→ **EXERCISE DESCRIPTION**
Repeat the records word for word, excluding any picture.
-------- INFORMATION PROVIDED --------
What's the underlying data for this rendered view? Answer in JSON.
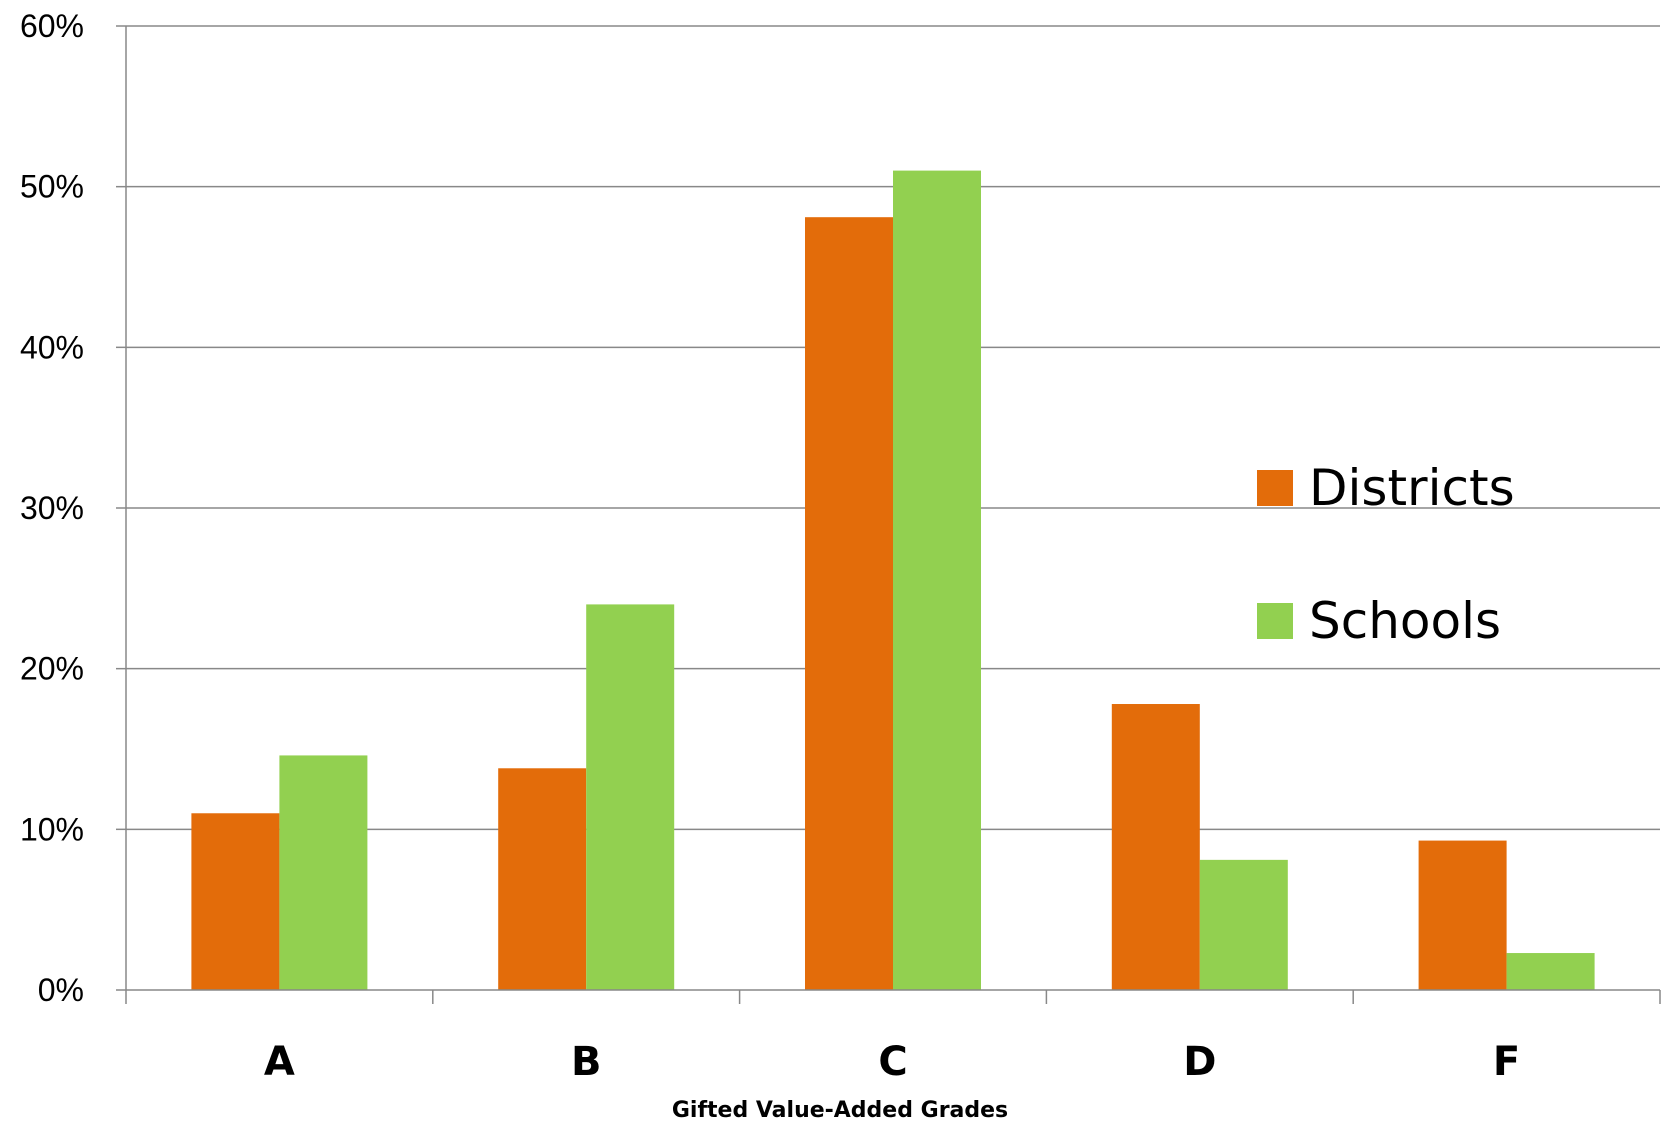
{
  "chart_data": {
    "type": "bar",
    "categories": [
      "A",
      "B",
      "C",
      "D",
      "F"
    ],
    "series": [
      {
        "name": "Districts",
        "color": "#e36c0a",
        "values": [
          11,
          13.8,
          48.1,
          17.8,
          9.3
        ]
      },
      {
        "name": "Schools",
        "color": "#92d050",
        "values": [
          14.6,
          24,
          51,
          8.1,
          2.3
        ]
      }
    ],
    "title": "",
    "xlabel": "Gifted Value-Added Grades",
    "ylabel": "",
    "ylim": [
      0,
      60
    ],
    "yticks": [
      0,
      10,
      20,
      30,
      40,
      50,
      60
    ],
    "ytick_labels": [
      "0%",
      "10%",
      "20%",
      "30%",
      "40%",
      "50%",
      "60%"
    ],
    "grid": true,
    "legend_position": "right",
    "grid_color": "#888888"
  }
}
--------
→ **EXERCISE RESPONSE**
What's the underlying data for this rendered view? Answer in JSON.
{
  "chart_data": {
    "type": "bar",
    "categories": [
      "A",
      "B",
      "C",
      "D",
      "F"
    ],
    "series": [
      {
        "name": "Districts",
        "color": "#e36c0a",
        "values": [
          11,
          13.8,
          48.1,
          17.8,
          9.3
        ]
      },
      {
        "name": "Schools",
        "color": "#92d050",
        "values": [
          14.6,
          24,
          51,
          8.1,
          2.3
        ]
      }
    ],
    "title": "",
    "xlabel": "Gifted Value-Added Grades",
    "ylabel": "",
    "ylim": [
      0,
      60
    ],
    "yticks": [
      0,
      10,
      20,
      30,
      40,
      50,
      60
    ],
    "ytick_labels": [
      "0%",
      "10%",
      "20%",
      "30%",
      "40%",
      "50%",
      "60%"
    ],
    "grid": true,
    "legend_position": "right",
    "grid_color": "#888888"
  }
}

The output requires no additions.